= Goal of the exercise =
Examine the records and identify each line that includes the string "JSON". Copy those lines.

Source records:
════════

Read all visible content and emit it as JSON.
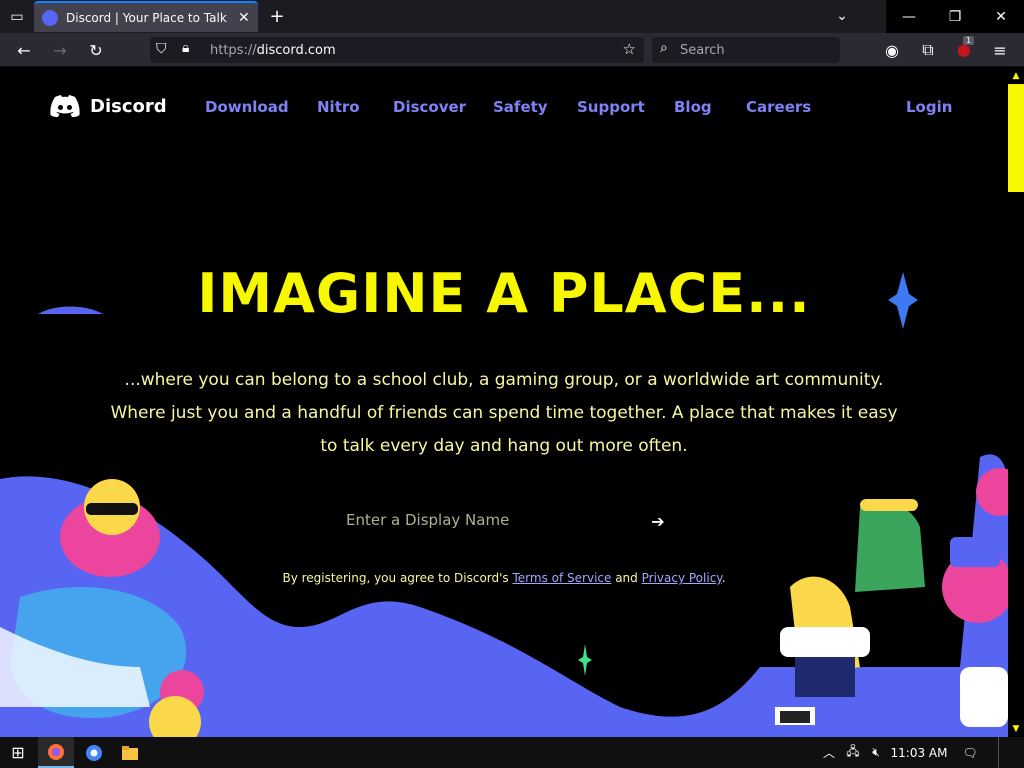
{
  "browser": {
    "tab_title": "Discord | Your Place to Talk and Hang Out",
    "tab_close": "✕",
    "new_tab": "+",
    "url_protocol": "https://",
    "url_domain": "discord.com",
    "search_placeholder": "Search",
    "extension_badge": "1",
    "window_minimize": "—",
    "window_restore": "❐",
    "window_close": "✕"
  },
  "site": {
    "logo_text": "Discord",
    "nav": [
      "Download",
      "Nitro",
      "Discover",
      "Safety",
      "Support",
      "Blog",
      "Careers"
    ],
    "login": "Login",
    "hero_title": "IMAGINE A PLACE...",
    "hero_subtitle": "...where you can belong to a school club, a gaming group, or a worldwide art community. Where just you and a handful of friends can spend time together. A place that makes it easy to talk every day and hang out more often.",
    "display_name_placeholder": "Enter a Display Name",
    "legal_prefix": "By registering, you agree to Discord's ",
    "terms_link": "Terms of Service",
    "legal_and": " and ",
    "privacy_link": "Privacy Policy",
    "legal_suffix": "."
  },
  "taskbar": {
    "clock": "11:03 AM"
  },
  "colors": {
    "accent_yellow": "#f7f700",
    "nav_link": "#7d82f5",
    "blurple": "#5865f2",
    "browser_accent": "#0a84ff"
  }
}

════════

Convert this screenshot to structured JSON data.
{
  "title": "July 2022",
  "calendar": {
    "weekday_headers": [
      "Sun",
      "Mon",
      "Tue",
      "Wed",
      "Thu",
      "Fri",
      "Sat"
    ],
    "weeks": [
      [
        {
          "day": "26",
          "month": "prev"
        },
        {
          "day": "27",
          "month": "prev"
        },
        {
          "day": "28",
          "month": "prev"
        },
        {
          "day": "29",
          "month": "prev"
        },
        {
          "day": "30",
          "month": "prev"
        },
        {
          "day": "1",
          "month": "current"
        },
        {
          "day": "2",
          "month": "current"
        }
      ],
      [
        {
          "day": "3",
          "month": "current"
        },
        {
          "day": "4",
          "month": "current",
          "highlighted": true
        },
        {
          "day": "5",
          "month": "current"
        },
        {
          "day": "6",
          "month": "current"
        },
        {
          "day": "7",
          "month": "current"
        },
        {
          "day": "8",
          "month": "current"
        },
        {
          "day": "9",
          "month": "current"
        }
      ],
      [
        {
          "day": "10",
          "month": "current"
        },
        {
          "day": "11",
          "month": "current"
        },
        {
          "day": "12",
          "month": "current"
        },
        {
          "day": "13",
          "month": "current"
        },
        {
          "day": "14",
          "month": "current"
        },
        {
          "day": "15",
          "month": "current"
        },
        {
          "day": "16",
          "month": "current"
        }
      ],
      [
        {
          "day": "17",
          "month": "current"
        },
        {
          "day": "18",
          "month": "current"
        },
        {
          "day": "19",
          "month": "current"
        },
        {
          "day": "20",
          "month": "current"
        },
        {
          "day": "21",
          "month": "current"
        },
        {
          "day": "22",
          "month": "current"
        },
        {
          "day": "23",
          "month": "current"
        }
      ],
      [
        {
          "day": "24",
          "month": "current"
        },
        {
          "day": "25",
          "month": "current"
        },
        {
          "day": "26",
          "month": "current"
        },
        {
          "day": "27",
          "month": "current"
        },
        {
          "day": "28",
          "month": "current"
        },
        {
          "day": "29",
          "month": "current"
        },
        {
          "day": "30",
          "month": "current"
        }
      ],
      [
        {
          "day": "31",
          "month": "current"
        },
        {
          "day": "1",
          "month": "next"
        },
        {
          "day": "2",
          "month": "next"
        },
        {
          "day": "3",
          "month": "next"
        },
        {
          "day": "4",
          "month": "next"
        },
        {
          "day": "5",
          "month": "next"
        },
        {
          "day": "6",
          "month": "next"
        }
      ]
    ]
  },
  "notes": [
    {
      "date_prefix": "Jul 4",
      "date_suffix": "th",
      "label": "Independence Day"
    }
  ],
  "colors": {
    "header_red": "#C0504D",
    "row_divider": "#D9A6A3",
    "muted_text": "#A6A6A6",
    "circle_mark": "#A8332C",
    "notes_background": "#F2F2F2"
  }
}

════════

= Result of the exercise =
Read all visible content and emit it as JSON.
Convert this screenshot to structured JSON data.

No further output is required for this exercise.